• [Written instruction] Pick out each line in these entries that contains the string "MICHAEL".

• [Record list]
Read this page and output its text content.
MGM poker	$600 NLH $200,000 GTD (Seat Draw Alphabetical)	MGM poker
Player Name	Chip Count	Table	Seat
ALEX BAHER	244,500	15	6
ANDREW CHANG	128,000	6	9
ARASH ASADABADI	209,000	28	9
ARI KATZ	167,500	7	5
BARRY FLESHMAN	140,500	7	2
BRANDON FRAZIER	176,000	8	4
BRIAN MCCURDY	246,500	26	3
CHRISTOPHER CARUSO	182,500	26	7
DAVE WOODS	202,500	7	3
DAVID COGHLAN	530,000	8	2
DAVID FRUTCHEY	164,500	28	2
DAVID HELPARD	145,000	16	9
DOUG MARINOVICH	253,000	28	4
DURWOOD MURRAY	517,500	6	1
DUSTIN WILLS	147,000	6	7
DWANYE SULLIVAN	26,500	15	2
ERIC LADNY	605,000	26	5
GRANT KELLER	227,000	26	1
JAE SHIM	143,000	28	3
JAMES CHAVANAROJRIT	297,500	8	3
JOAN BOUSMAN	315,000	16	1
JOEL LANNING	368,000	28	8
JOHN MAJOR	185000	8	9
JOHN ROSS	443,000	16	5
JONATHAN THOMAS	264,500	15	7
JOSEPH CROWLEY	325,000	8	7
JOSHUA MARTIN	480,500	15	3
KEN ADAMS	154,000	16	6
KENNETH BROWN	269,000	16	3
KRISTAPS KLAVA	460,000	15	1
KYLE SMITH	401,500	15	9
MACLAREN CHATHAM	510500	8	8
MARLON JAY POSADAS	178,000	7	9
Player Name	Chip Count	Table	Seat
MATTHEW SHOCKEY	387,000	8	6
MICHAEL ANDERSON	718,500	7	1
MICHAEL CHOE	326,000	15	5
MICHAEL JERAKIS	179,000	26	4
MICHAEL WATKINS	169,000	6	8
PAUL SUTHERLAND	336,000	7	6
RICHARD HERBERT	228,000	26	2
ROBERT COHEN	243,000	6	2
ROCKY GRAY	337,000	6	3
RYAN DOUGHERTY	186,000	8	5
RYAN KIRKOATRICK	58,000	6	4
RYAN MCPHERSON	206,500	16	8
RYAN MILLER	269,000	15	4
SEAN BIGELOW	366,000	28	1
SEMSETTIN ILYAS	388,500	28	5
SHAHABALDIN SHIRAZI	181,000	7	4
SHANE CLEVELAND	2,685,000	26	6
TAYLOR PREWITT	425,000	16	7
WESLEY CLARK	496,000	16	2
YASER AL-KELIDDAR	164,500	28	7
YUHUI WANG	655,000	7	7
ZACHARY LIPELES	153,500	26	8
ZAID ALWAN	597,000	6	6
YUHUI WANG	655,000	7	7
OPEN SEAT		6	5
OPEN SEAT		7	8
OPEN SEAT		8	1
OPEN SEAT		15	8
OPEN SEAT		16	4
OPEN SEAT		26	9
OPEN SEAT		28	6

• [Written reply]
MICHAEL ANDERSON	718,500	7	1
MICHAEL CHOE	326,000	15	5
MICHAEL JERAKIS	179,000	26	4
MICHAEL WATKINS	169,000	6	8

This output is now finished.